■ **Written task**
In the records below, pick out all lines containing the word "subtitle".

■ **Supplied information**
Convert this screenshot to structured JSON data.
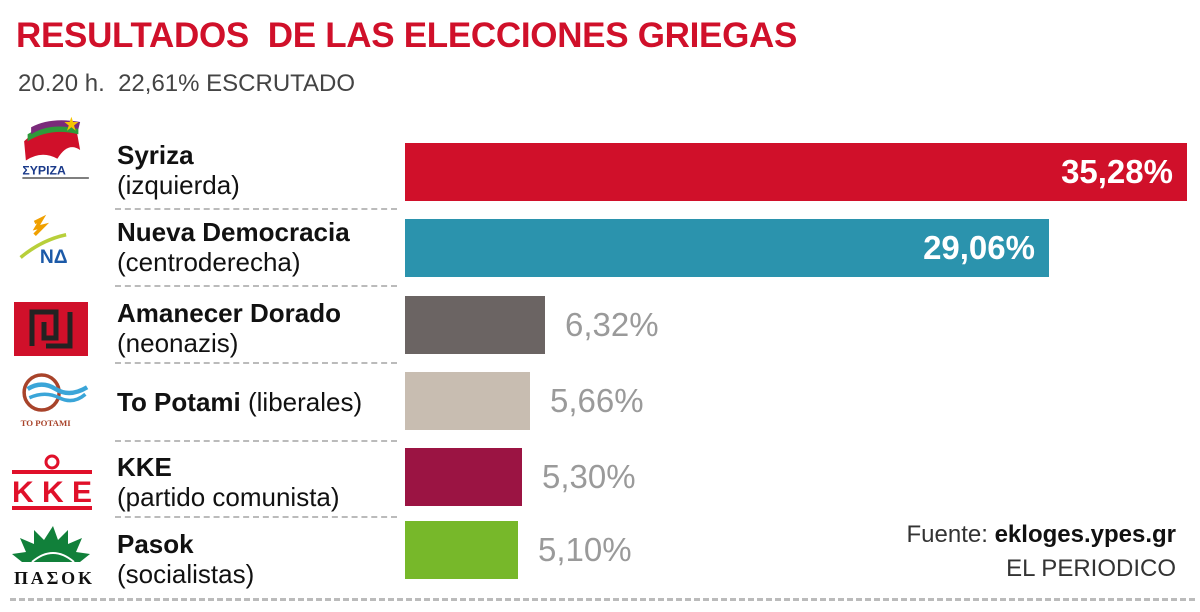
{
  "header": {
    "title": "RESULTADOS  DE LAS ELECCIONES GRIEGAS",
    "subtitle": "20.20 h.  22,61% ESCRUTADO"
  },
  "footer": {
    "source_label": "Fuente:",
    "source_value": "ekloges.ypes.gr",
    "publisher": "EL PERIODICO"
  },
  "logos": {
    "syriza": "ΣΥΡΙΖΑ",
    "nd": "ΝΔ",
    "potami": "TO POTAMI",
    "kke": "KKE",
    "pasok": "ΠΑΣΟΚ"
  },
  "chart_data": {
    "type": "bar",
    "orientation": "horizontal",
    "title": "RESULTADOS  DE LAS ELECCIONES GRIEGAS",
    "subtitle": "20.20 h.  22,61% ESCRUTADO",
    "categories": [
      "Syriza",
      "Nueva Democracia",
      "Amanecer Dorado",
      "To Potami",
      "KKE",
      "Pasok"
    ],
    "descriptions": [
      "(izquierda)",
      "(centroderecha)",
      "(neonazis)",
      "(liberales)",
      "(partido comunista)",
      "(socialistas)"
    ],
    "values": [
      35.28,
      29.06,
      6.32,
      5.66,
      5.3,
      5.1
    ],
    "value_labels": [
      "35,28%",
      "29,06%",
      "6,32%",
      "5,66%",
      "5,30%",
      "5,10%"
    ],
    "colors": [
      "#d0102a",
      "#2b93ad",
      "#6b6463",
      "#c8bdb1",
      "#9b1443",
      "#77b82a"
    ],
    "unit": "%",
    "grid": false,
    "legend": "none"
  }
}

■ **Written response**
    "subtitle": "20.20 h.  22,61% ESCRUTADO"
    "subtitle": "20.20 h.  22,61% ESCRUTADO",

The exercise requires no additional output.